◆ **PROBLEM STATEMENT**
Exactly as written, please set down all of the entries again, with no pictures.

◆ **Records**
---*---
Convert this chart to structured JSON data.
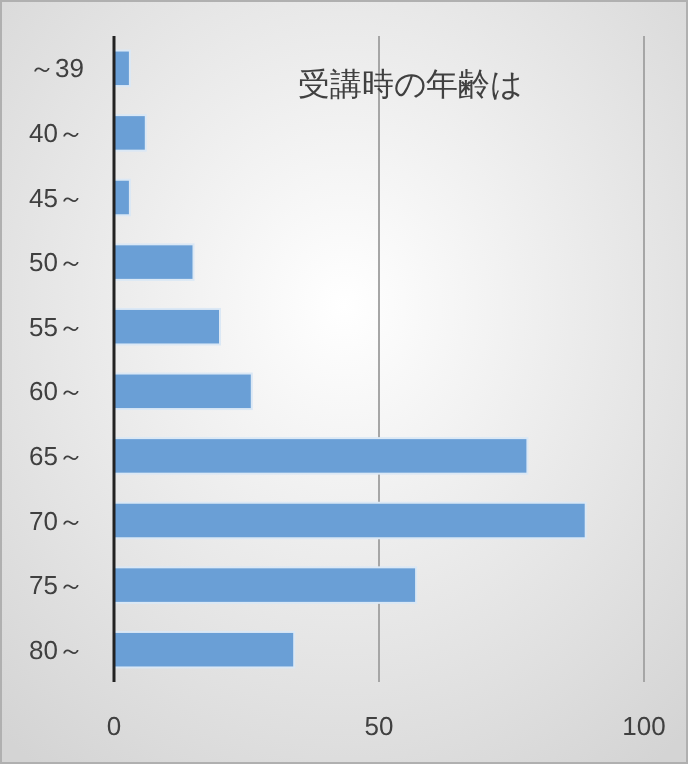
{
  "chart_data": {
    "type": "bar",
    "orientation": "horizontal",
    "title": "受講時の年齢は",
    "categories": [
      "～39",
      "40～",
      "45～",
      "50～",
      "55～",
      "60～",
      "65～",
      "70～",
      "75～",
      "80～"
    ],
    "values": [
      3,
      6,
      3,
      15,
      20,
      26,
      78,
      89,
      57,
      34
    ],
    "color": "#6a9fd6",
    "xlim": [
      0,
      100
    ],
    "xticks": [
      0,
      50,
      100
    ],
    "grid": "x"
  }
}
---*---
◆ **REPLY**
Convert this chart to structured JSON data.
{
  "chart_data": {
    "type": "bar",
    "orientation": "horizontal",
    "title": "受講時の年齢は",
    "categories": [
      "～39",
      "40～",
      "45～",
      "50～",
      "55～",
      "60～",
      "65～",
      "70～",
      "75～",
      "80～"
    ],
    "values": [
      3,
      6,
      3,
      15,
      20,
      26,
      78,
      89,
      57,
      34
    ],
    "color": "#6a9fd6",
    "xlim": [
      0,
      100
    ],
    "xticks": [
      0,
      50,
      100
    ],
    "grid": "x"
  }
}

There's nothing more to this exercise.